| Set exercise |
In the listing that follows, count every line with the word "основных" in it and write only the total.
--- start of Data for this task ---
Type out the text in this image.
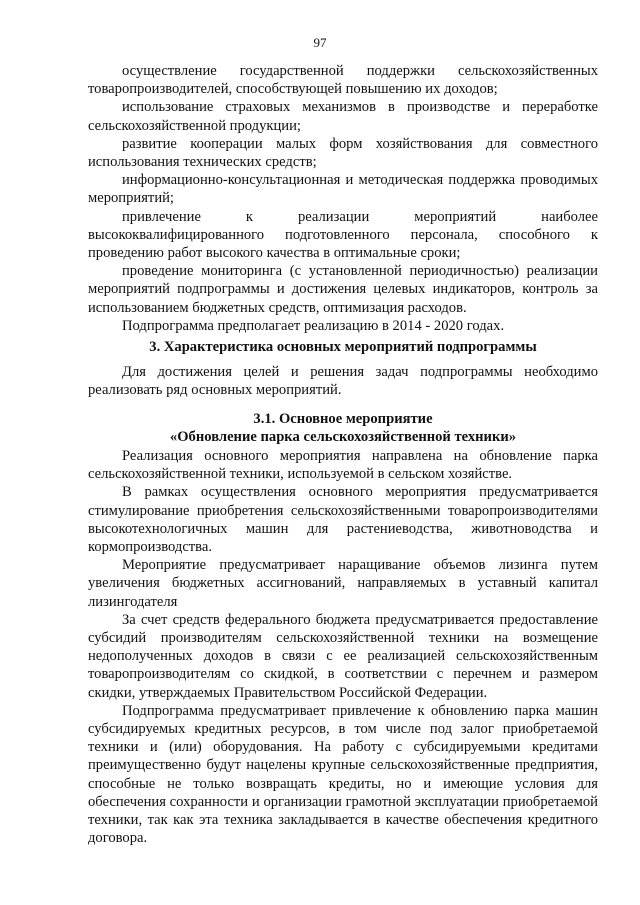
97

осуществление государственной поддержки сельскохозяйственных товаропроизводителей, способствующей повышению их доходов;

использование страховых механизмов в производстве и переработке сельскохозяйственной продукции;

развитие кооперации малых форм хозяйствования для совместного использования технических средств;

информационно-консультационная и методическая поддержка проводимых мероприятий;

привлечение к реализации мероприятий наиболее высококвалифицированного подготовленного персонала, способного к проведению работ высокого качества в оптимальные сроки;

проведение мониторинга (с установленной периодичностью) реализации мероприятий подпрограммы и достижения целевых индикаторов, контроль за использованием бюджетных средств, оптимизация расходов.

Подпрограмма предполагает реализацию в 2014 - 2020 годах.

3. Характеристика основных мероприятий подпрограммы

Для достижения целей и решения задач подпрограммы необходимо реализовать ряд основных мероприятий.

3.1. Основное мероприятие

«Обновление парка сельскохозяйственной техники»

Реализация основного мероприятия направлена на обновление парка сельскохозяйственной техники, используемой в сельском хозяйстве.

В рамках осуществления основного мероприятия предусматривается стимулирование приобретения сельскохозяйственными товаропроизводителями высокотехнологичных машин для растениеводства, животноводства и кормопроизводства.

Мероприятие предусматривает наращивание объемов лизинга путем увеличения бюджетных ассигнований, направляемых в уставный капитал лизингодателя

За счет средств федерального бюджета предусматривается предоставление субсидий производителям сельскохозяйственной техники на возмещение недополученных доходов в связи с ее реализацией сельскохозяйственным товаропроизводителям со скидкой, в соответствии с перечнем и размером скидки, утверждаемых Правительством Российской Федерации.

Подпрограмма предусматривает привлечение к обновлению парка машин субсидируемых кредитных ресурсов, в том числе под залог приобретаемой техники и (или) оборудования. На работу с субсидируемыми кредитами преимущественно будут нацелены крупные сельскохозяйственные предприятия, способные не только возвращать кредиты, но и имеющие условия для обеспечения сохранности и организации грамотной эксплуатации приобретаемой техники, так как эта техника закладывается в качестве обеспечения кредитного договора.
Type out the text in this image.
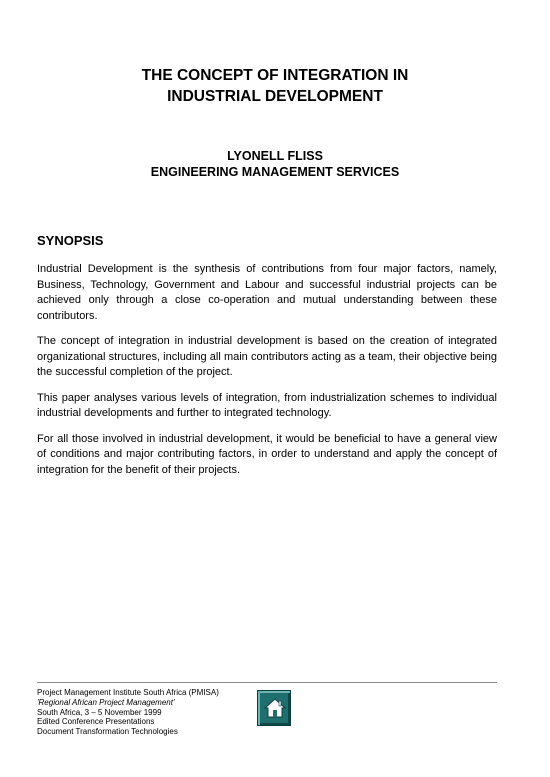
THE CONCEPT OF INTEGRATION IN
INDUSTRIAL DEVELOPMENT
LYONELL FLISS
ENGINEERING MANAGEMENT SERVICES
SYNOPSIS

Industrial Development is the synthesis of contributions from four major factors, namely, Business, Technology, Government and Labour and successful industrial projects can be achieved only through a close co-operation and mutual understanding between these contributors.

The concept of integration in industrial development is based on the creation of integrated organizational structures, including all main contributors acting as a team, their objective being the successful completion of the project.

This paper analyses various levels of integration, from industrialization schemes to individual industrial developments and further to integrated technology.

For all those involved in industrial development, it would be beneficial to have a general view of conditions and major contributing factors, in order to understand and apply the concept of integration for the benefit of their projects.

Project Management Institute South Africa (PMISA)
'Regional African Project Management'
South Africa, 3 – 5 November 1999
Edited Conference Presentations
Document Transformation Technologies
--- end of Data for this task ---
| Task solution |
2